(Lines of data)
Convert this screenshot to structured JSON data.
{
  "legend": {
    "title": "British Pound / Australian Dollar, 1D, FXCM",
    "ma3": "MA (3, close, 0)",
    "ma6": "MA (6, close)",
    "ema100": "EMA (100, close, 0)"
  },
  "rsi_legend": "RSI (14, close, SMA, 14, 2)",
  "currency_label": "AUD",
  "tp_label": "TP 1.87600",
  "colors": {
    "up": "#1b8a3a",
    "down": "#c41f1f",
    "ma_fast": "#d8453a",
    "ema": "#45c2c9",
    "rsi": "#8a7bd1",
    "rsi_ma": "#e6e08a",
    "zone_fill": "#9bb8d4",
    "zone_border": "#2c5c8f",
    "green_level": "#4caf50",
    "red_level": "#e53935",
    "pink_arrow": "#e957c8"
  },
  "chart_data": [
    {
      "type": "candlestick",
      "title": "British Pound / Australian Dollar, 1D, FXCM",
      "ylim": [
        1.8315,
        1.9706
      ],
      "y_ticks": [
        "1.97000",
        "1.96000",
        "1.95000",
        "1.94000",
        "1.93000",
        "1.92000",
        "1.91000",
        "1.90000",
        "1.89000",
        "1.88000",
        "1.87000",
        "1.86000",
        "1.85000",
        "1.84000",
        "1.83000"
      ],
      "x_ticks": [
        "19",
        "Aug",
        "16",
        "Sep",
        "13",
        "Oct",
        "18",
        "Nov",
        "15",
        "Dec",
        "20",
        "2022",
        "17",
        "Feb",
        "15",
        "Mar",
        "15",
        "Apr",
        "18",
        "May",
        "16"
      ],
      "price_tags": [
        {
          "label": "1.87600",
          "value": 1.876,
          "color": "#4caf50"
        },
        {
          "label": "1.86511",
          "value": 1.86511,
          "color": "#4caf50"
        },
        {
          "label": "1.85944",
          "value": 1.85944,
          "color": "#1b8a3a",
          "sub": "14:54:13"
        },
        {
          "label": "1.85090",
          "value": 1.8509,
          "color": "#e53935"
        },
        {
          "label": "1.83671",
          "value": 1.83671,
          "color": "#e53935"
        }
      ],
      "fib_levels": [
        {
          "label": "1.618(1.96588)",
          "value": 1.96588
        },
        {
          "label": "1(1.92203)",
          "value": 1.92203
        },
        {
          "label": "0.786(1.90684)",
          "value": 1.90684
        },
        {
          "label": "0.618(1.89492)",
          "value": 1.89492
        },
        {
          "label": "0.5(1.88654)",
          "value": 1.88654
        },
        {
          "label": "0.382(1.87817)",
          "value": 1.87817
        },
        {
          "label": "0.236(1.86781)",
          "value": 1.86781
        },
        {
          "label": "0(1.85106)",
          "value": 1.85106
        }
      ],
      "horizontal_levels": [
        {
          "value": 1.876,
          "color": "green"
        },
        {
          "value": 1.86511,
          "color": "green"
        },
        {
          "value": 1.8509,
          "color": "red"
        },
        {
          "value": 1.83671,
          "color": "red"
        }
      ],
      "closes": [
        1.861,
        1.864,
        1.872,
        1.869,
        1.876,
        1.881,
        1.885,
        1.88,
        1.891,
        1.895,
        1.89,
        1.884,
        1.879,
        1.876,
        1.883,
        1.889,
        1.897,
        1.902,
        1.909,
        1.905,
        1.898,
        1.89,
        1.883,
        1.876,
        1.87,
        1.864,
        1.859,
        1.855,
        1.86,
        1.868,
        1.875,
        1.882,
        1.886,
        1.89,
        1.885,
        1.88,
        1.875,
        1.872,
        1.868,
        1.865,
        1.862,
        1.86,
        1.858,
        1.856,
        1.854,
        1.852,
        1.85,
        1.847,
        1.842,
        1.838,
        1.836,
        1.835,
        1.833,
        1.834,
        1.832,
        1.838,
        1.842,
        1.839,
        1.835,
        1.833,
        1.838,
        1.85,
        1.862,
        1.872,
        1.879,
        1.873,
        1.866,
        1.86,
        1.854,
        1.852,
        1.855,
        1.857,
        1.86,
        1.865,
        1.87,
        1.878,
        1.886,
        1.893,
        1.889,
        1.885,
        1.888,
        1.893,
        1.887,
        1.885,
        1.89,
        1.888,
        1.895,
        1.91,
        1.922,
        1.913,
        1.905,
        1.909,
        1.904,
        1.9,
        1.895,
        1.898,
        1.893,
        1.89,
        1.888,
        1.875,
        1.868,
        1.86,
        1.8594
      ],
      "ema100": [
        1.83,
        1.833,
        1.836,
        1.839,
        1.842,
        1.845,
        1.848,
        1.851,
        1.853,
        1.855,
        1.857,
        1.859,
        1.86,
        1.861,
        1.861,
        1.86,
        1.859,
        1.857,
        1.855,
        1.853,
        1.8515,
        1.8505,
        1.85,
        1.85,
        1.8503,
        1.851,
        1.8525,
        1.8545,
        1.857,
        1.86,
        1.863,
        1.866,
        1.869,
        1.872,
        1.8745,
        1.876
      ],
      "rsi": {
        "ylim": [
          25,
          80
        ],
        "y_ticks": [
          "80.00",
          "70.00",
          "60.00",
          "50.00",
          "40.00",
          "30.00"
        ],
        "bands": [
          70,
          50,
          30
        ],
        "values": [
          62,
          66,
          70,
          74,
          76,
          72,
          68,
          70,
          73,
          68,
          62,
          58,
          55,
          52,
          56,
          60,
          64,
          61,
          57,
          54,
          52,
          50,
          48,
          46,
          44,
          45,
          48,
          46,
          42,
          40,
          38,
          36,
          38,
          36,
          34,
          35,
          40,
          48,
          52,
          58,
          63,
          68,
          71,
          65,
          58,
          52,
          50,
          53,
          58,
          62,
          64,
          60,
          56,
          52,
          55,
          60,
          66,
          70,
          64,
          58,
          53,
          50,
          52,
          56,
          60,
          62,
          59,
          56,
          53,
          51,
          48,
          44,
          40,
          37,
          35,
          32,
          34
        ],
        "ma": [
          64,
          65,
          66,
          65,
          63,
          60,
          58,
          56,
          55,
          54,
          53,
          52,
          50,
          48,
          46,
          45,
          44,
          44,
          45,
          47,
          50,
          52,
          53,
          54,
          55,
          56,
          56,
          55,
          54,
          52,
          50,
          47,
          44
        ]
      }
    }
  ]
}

PROBLEM DETAILS: Output all records verbatim.

RESPONSE TO THIS TASK:
Convert this screenshot to structured JSON data.
{
  "legend": {
    "title": "British Pound / Australian Dollar, 1D, FXCM",
    "ma3": "MA (3, close, 0)",
    "ma6": "MA (6, close)",
    "ema100": "EMA (100, close, 0)"
  },
  "rsi_legend": "RSI (14, close, SMA, 14, 2)",
  "currency_label": "AUD",
  "tp_label": "TP 1.87600",
  "colors": {
    "up": "#1b8a3a",
    "down": "#c41f1f",
    "ma_fast": "#d8453a",
    "ema": "#45c2c9",
    "rsi": "#8a7bd1",
    "rsi_ma": "#e6e08a",
    "zone_fill": "#9bb8d4",
    "zone_border": "#2c5c8f",
    "green_level": "#4caf50",
    "red_level": "#e53935",
    "pink_arrow": "#e957c8"
  },
  "chart_data": [
    {
      "type": "candlestick",
      "title": "British Pound / Australian Dollar, 1D, FXCM",
      "ylim": [
        1.8315,
        1.9706
      ],
      "y_ticks": [
        "1.97000",
        "1.96000",
        "1.95000",
        "1.94000",
        "1.93000",
        "1.92000",
        "1.91000",
        "1.90000",
        "1.89000",
        "1.88000",
        "1.87000",
        "1.86000",
        "1.85000",
        "1.84000",
        "1.83000"
      ],
      "x_ticks": [
        "19",
        "Aug",
        "16",
        "Sep",
        "13",
        "Oct",
        "18",
        "Nov",
        "15",
        "Dec",
        "20",
        "2022",
        "17",
        "Feb",
        "15",
        "Mar",
        "15",
        "Apr",
        "18",
        "May",
        "16"
      ],
      "price_tags": [
        {
          "label": "1.87600",
          "value": 1.876,
          "color": "#4caf50"
        },
        {
          "label": "1.86511",
          "value": 1.86511,
          "color": "#4caf50"
        },
        {
          "label": "1.85944",
          "value": 1.85944,
          "color": "#1b8a3a",
          "sub": "14:54:13"
        },
        {
          "label": "1.85090",
          "value": 1.8509,
          "color": "#e53935"
        },
        {
          "label": "1.83671",
          "value": 1.83671,
          "color": "#e53935"
        }
      ],
      "fib_levels": [
        {
          "label": "1.618(1.96588)",
          "value": 1.96588
        },
        {
          "label": "1(1.92203)",
          "value": 1.92203
        },
        {
          "label": "0.786(1.90684)",
          "value": 1.90684
        },
        {
          "label": "0.618(1.89492)",
          "value": 1.89492
        },
        {
          "label": "0.5(1.88654)",
          "value": 1.88654
        },
        {
          "label": "0.382(1.87817)",
          "value": 1.87817
        },
        {
          "label": "0.236(1.86781)",
          "value": 1.86781
        },
        {
          "label": "0(1.85106)",
          "value": 1.85106
        }
      ],
      "horizontal_levels": [
        {
          "value": 1.876,
          "color": "green"
        },
        {
          "value": 1.86511,
          "color": "green"
        },
        {
          "value": 1.8509,
          "color": "red"
        },
        {
          "value": 1.83671,
          "color": "red"
        }
      ],
      "closes": [
        1.861,
        1.864,
        1.872,
        1.869,
        1.876,
        1.881,
        1.885,
        1.88,
        1.891,
        1.895,
        1.89,
        1.884,
        1.879,
        1.876,
        1.883,
        1.889,
        1.897,
        1.902,
        1.909,
        1.905,
        1.898,
        1.89,
        1.883,
        1.876,
        1.87,
        1.864,
        1.859,
        1.855,
        1.86,
        1.868,
        1.875,
        1.882,
        1.886,
        1.89,
        1.885,
        1.88,
        1.875,
        1.872,
        1.868,
        1.865,
        1.862,
        1.86,
        1.858,
        1.856,
        1.854,
        1.852,
        1.85,
        1.847,
        1.842,
        1.838,
        1.836,
        1.835,
        1.833,
        1.834,
        1.832,
        1.838,
        1.842,
        1.839,
        1.835,
        1.833,
        1.838,
        1.85,
        1.862,
        1.872,
        1.879,
        1.873,
        1.866,
        1.86,
        1.854,
        1.852,
        1.855,
        1.857,
        1.86,
        1.865,
        1.87,
        1.878,
        1.886,
        1.893,
        1.889,
        1.885,
        1.888,
        1.893,
        1.887,
        1.885,
        1.89,
        1.888,
        1.895,
        1.91,
        1.922,
        1.913,
        1.905,
        1.909,
        1.904,
        1.9,
        1.895,
        1.898,
        1.893,
        1.89,
        1.888,
        1.875,
        1.868,
        1.86,
        1.8594
      ],
      "ema100": [
        1.83,
        1.833,
        1.836,
        1.839,
        1.842,
        1.845,
        1.848,
        1.851,
        1.853,
        1.855,
        1.857,
        1.859,
        1.86,
        1.861,
        1.861,
        1.86,
        1.859,
        1.857,
        1.855,
        1.853,
        1.8515,
        1.8505,
        1.85,
        1.85,
        1.8503,
        1.851,
        1.8525,
        1.8545,
        1.857,
        1.86,
        1.863,
        1.866,
        1.869,
        1.872,
        1.8745,
        1.876
      ],
      "rsi": {
        "ylim": [
          25,
          80
        ],
        "y_ticks": [
          "80.00",
          "70.00",
          "60.00",
          "50.00",
          "40.00",
          "30.00"
        ],
        "bands": [
          70,
          50,
          30
        ],
        "values": [
          62,
          66,
          70,
          74,
          76,
          72,
          68,
          70,
          73,
          68,
          62,
          58,
          55,
          52,
          56,
          60,
          64,
          61,
          57,
          54,
          52,
          50,
          48,
          46,
          44,
          45,
          48,
          46,
          42,
          40,
          38,
          36,
          38,
          36,
          34,
          35,
          40,
          48,
          52,
          58,
          63,
          68,
          71,
          65,
          58,
          52,
          50,
          53,
          58,
          62,
          64,
          60,
          56,
          52,
          55,
          60,
          66,
          70,
          64,
          58,
          53,
          50,
          52,
          56,
          60,
          62,
          59,
          56,
          53,
          51,
          48,
          44,
          40,
          37,
          35,
          32,
          34
        ],
        "ma": [
          64,
          65,
          66,
          65,
          63,
          60,
          58,
          56,
          55,
          54,
          53,
          52,
          50,
          48,
          46,
          45,
          44,
          44,
          45,
          47,
          50,
          52,
          53,
          54,
          55,
          56,
          56,
          55,
          54,
          52,
          50,
          47,
          44
        ]
      }
    }
  ]
}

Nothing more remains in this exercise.